■ Task description ■
Duplicate the following records from the line with "axes-frame-fieldmean <box>124 119" up to and including the line with "figure-title: DTR, lev=0, 20150702T0000".

## Start

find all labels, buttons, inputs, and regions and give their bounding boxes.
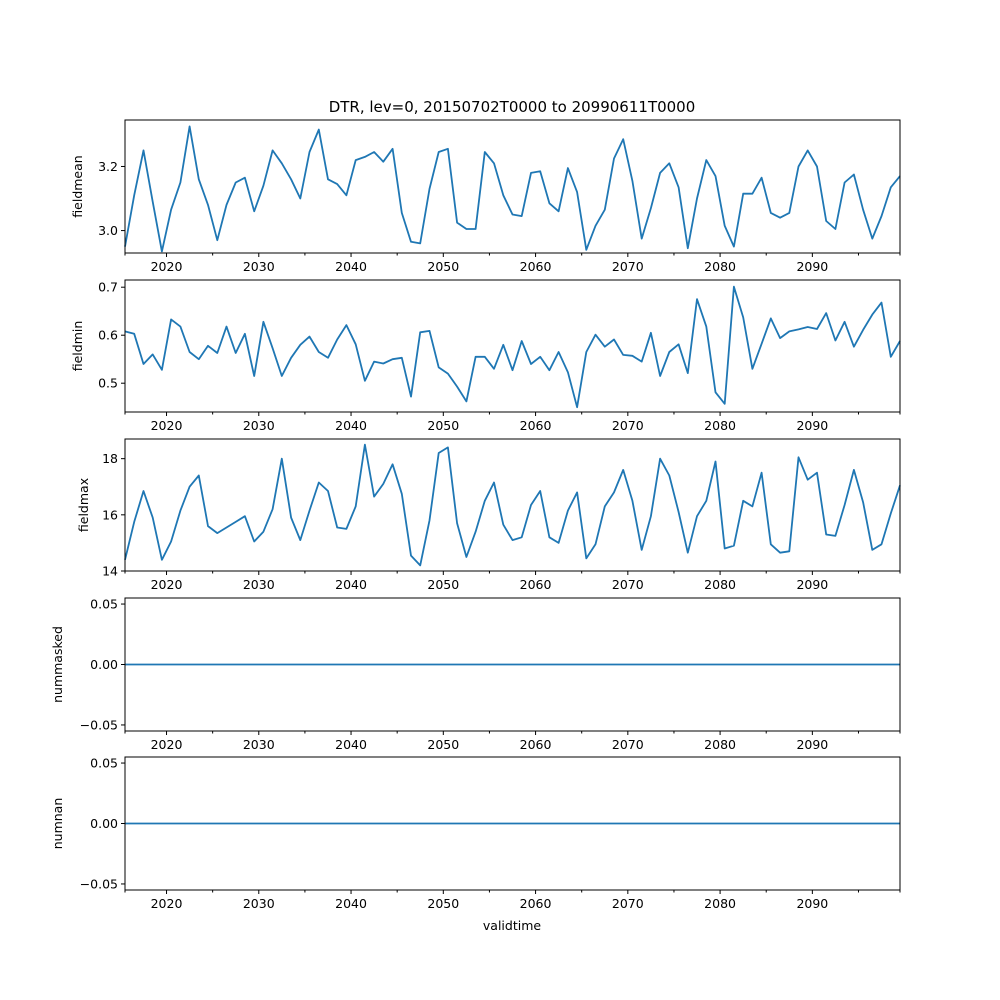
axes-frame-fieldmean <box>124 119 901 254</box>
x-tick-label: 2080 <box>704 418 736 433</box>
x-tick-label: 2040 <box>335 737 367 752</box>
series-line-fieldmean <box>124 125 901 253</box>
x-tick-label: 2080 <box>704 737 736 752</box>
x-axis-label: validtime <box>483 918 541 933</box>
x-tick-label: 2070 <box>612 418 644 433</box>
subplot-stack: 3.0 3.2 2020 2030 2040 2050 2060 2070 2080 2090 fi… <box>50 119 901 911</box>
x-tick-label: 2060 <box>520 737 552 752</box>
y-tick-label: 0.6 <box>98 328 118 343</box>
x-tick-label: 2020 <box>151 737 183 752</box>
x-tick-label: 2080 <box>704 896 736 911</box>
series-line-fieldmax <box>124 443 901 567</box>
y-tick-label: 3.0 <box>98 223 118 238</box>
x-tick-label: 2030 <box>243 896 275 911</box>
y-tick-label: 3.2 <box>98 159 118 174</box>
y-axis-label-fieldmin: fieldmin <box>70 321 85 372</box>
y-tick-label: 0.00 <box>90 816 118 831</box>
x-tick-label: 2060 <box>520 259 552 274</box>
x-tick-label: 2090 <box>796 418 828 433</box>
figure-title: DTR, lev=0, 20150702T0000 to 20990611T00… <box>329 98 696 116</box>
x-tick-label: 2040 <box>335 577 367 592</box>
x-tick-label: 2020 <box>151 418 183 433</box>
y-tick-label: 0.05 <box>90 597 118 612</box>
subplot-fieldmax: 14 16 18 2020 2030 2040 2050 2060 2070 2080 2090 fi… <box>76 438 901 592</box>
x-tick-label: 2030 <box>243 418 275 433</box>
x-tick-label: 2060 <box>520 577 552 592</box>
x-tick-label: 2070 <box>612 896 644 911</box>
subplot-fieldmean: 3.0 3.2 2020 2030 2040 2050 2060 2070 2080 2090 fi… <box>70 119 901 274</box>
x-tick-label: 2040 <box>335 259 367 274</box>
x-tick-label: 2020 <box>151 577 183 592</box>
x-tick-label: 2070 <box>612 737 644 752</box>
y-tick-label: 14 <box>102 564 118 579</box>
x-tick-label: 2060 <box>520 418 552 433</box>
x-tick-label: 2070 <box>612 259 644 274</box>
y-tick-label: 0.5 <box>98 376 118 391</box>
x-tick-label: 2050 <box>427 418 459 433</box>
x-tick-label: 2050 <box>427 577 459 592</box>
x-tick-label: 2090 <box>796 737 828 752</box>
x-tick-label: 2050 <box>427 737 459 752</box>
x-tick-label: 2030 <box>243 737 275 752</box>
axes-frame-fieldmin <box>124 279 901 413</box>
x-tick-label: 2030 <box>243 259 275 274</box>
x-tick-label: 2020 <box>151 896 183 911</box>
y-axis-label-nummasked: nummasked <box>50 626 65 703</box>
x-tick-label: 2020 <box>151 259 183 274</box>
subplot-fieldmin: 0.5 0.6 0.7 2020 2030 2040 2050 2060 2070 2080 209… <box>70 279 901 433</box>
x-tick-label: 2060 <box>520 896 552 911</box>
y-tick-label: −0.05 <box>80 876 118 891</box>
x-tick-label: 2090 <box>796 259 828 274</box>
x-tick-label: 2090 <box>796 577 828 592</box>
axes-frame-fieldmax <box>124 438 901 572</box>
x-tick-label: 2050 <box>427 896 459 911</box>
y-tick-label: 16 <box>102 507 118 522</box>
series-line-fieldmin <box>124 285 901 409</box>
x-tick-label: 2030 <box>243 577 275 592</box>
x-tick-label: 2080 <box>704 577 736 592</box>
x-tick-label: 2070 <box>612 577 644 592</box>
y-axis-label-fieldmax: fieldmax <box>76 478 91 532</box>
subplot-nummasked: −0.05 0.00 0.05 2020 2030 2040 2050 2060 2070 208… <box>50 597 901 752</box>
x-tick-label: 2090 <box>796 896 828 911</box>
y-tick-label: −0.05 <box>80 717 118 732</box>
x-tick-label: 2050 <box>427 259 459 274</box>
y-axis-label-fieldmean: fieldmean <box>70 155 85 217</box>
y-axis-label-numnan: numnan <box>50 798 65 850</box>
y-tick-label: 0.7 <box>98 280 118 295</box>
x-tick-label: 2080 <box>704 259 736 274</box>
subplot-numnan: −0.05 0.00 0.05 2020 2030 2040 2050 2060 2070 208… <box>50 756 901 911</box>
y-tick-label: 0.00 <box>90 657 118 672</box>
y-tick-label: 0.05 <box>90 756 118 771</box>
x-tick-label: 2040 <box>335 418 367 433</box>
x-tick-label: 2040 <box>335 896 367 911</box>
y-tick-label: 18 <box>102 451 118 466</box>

## End

■ Solution for this problem ■
axes-frame-fieldmean <box>124 119 901 254</box>
x-tick-label: 2080 <box>704 418 736 433</box>
x-tick-label: 2040 <box>335 737 367 752</box>
series-line-fieldmean <box>124 125 901 253</box>
x-tick-label: 2080 <box>704 737 736 752</box>
x-axis-label: validtime <box>483 918 541 933</box>
x-tick-label: 2070 <box>612 418 644 433</box>
subplot-stack: 3.0 3.2 2020 2030 2040 2050 2060 2070 2080 2090 fi… <box>50 119 901 911</box>
x-tick-label: 2060 <box>520 737 552 752</box>
y-tick-label: 0.6 <box>98 328 118 343</box>
x-tick-label: 2020 <box>151 737 183 752</box>
x-tick-label: 2080 <box>704 896 736 911</box>
series-line-fieldmax <box>124 443 901 567</box>
y-tick-label: 3.0 <box>98 223 118 238</box>
x-tick-label: 2030 <box>243 896 275 911</box>
y-tick-label: 3.2 <box>98 159 118 174</box>
y-axis-label-fieldmin: fieldmin <box>70 321 85 372</box>
y-tick-label: 0.00 <box>90 816 118 831</box>
x-tick-label: 2060 <box>520 259 552 274</box>
x-tick-label: 2090 <box>796 418 828 433</box>
figure-title: DTR, lev=0, 20150702T0000 to 20990611T00… <box>329 98 696 116</box>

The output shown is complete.